Exercise description ▸
Set down the material once more, exactly as it appears.
----------------------------------------
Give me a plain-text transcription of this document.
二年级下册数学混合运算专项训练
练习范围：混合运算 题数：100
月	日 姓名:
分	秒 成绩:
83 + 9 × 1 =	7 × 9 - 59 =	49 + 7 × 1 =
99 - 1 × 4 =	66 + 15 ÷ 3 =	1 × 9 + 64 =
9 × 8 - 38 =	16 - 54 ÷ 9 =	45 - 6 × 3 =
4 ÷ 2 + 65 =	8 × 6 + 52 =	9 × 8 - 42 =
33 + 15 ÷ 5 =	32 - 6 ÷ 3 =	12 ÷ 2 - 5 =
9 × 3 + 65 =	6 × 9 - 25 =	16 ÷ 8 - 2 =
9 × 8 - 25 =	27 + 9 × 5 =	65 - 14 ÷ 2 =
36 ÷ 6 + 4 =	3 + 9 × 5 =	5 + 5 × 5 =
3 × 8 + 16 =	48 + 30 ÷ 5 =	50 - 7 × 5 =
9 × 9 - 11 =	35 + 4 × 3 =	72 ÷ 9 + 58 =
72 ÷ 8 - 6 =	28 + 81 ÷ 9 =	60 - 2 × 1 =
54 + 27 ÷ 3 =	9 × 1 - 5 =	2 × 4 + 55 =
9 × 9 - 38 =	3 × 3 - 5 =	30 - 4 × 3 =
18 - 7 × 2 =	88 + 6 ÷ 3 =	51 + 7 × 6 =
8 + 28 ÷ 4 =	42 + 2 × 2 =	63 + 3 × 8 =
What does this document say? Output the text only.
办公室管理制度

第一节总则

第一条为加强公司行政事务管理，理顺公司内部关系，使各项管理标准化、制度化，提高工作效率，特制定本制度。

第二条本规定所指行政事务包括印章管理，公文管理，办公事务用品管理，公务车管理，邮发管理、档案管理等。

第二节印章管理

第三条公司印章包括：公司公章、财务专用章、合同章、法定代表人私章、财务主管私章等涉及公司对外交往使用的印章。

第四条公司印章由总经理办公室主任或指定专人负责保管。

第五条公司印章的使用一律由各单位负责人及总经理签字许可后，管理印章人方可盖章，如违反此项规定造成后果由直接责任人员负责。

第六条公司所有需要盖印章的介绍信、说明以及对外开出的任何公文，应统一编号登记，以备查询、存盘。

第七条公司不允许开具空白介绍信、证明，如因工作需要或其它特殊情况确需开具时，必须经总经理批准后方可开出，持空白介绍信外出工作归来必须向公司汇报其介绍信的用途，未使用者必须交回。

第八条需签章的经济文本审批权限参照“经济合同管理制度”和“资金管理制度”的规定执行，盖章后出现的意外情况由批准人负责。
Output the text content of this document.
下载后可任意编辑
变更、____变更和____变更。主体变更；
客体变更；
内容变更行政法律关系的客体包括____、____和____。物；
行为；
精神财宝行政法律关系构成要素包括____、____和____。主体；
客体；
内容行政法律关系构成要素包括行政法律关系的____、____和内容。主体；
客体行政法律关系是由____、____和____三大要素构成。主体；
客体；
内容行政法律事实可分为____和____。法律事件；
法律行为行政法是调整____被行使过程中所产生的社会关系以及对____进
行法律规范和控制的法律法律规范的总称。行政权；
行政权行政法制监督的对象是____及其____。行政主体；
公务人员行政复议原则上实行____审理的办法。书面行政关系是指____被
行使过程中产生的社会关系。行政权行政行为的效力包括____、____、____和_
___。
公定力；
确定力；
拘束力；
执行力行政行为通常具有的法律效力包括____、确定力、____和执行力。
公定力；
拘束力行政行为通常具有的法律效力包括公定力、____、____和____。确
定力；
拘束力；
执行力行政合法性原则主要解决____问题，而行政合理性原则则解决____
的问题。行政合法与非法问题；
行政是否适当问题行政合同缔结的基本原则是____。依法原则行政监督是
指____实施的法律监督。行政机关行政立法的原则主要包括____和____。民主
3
----------------------------------------
Solution for this problem ▸
Give me a plain-text transcription of this document.
二年级下册数学混合运算专项训练
练习范围：混合运算 题数：100
月	日 姓名:
分	秒 成绩:
83 + 9 × 1 =	7 × 9 - 59 =	49 + 7 × 1 =
99 - 1 × 4 =	66 + 15 ÷ 3 =	1 × 9 + 64 =
9 × 8 - 38 =	16 - 54 ÷ 9 =	45 - 6 × 3 =
4 ÷ 2 + 65 =	8 × 6 + 52 =	9 × 8 - 42 =
33 + 15 ÷ 5 =	32 - 6 ÷ 3 =	12 ÷ 2 - 5 =
9 × 3 + 65 =	6 × 9 - 25 =	16 ÷ 8 - 2 =
9 × 8 - 25 =	27 + 9 × 5 =	65 - 14 ÷ 2 =
36 ÷ 6 + 4 =	3 + 9 × 5 =	5 + 5 × 5 =
3 × 8 + 16 =	48 + 30 ÷ 5 =	50 - 7 × 5 =
9 × 9 - 11 =	35 + 4 × 3 =	72 ÷ 9 + 58 =
72 ÷ 8 - 6 =	28 + 81 ÷ 9 =	60 - 2 × 1 =
54 + 27 ÷ 3 =	9 × 1 - 5 =	2 × 4 + 55 =
9 × 9 - 38 =	3 × 3 - 5 =	30 - 4 × 3 =
18 - 7 × 2 =	88 + 6 ÷ 3 =	51 + 7 × 6 =
8 + 28 ÷ 4 =	42 + 2 × 2 =	63 + 3 × 8 =
What does this document say? Output the text only.
办公室管理制度

第一节总则

第一条为加强公司行政事务管理，理顺公司内部关系，使各项管理标准化、制度化，提高工作效率，特制定本制度。

第二条本规定所指行政事务包括印章管理，公文管理，办公事务用品管理，公务车管理，邮发管理、档案管理等。

第二节印章管理

第三条公司印章包括：公司公章、财务专用章、合同章、法定代表人私章、财务主管私章等涉及公司对外交往使用的印章。

第四条公司印章由总经理办公室主任或指定专人负责保管。

第五条公司印章的使用一律由各单位负责人及总经理签字许可后，管理印章人方可盖章，如违反此项规定造成后果由直接责任人员负责。

第六条公司所有需要盖印章的介绍信、说明以及对外开出的任何公文，应统一编号登记，以备查询、存盘。

第七条公司不允许开具空白介绍信、证明，如因工作需要或其它特殊情况确需开具时，必须经总经理批准后方可开出，持空白介绍信外出工作归来必须向公司汇报其介绍信的用途，未使用者必须交回。

第八条需签章的经济文本审批权限参照“经济合同管理制度”和“资金管理制度”的规定执行，盖章后出现的意外情况由批准人负责。
Output the text content of this document.
下载后可任意编辑
变更、____变更和____变更。主体变更；
客体变更；
内容变更行政法律关系的客体包括____、____和____。物；
行为；
精神财宝行政法律关系构成要素包括____、____和____。主体；
客体；
内容行政法律关系构成要素包括行政法律关系的____、____和内容。主体；
客体行政法律关系是由____、____和____三大要素构成。主体；
客体；
内容行政法律事实可分为____和____。法律事件；
法律行为行政法是调整____被行使过程中所产生的社会关系以及对____进
行法律规范和控制的法律法律规范的总称。行政权；
行政权行政法制监督的对象是____及其____。行政主体；
公务人员行政复议原则上实行____审理的办法。书面行政关系是指____被
行使过程中产生的社会关系。行政权行政行为的效力包括____、____、____和_
___。
公定力；
确定力；
拘束力；
执行力行政行为通常具有的法律效力包括____、确定力、____和执行力。
公定力；
拘束力行政行为通常具有的法律效力包括公定力、____、____和____。确
定力；
拘束力；
执行力行政合法性原则主要解决____问题，而行政合理性原则则解决____
的问题。行政合法与非法问题；
行政是否适当问题行政合同缔结的基本原则是____。依法原则行政监督是
指____实施的法律监督。行政机关行政立法的原则主要包括____和____。民主
3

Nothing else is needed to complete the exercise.